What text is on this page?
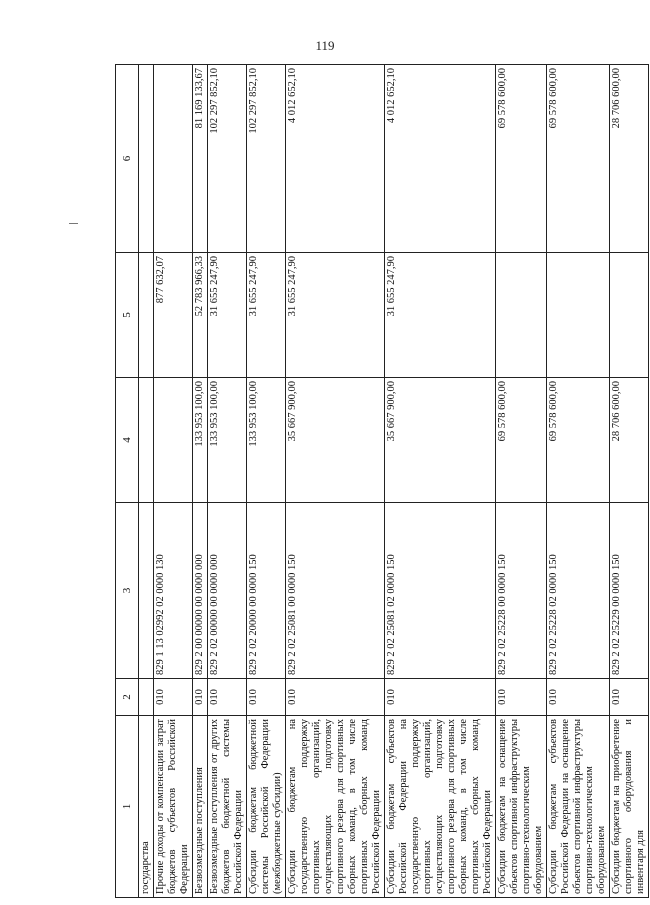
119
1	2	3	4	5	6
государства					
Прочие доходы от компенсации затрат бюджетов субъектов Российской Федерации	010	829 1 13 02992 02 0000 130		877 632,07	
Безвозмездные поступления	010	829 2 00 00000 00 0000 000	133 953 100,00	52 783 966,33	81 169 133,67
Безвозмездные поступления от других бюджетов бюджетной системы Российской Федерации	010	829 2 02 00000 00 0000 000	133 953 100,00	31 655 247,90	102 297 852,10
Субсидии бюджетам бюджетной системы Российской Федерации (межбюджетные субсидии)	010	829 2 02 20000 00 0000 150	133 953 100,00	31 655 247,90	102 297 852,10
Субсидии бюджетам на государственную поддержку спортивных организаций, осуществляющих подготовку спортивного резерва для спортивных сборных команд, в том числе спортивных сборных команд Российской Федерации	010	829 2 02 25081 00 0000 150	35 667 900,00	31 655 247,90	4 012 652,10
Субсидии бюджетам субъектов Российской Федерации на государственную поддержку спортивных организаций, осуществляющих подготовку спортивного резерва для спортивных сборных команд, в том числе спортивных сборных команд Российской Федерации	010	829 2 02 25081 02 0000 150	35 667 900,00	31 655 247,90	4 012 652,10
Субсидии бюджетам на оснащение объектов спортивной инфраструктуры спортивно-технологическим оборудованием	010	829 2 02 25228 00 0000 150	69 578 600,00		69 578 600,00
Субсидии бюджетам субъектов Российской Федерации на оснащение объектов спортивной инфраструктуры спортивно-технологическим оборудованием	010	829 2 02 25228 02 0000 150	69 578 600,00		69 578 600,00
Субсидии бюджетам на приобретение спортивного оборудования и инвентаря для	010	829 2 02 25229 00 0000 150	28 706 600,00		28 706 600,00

- DO THIS
Go through the records above, find every line with the word "резерва", and list those lines.

- EXERCISE RESULT
Субсидии бюджетам на государственную поддержку спортивных организаций, осуществляющих подготовку спортивного резерва для спортивных сборных команд, в том числе спортивных сборных команд Российской Федерации	010	829 2 02 25081 00 0000 150	35 667 900,00	31 655 247,90	4 012 652,10
Субсидии бюджетам субъектов Российской Федерации на государственную поддержку спортивных организаций, осуществляющих подготовку спортивного резерва для спортивных сборных команд, в том числе спортивных сборных команд Российской Федерации	010	829 2 02 25081 02 0000 150	35 667 900,00	31 655 247,90	4 012 652,10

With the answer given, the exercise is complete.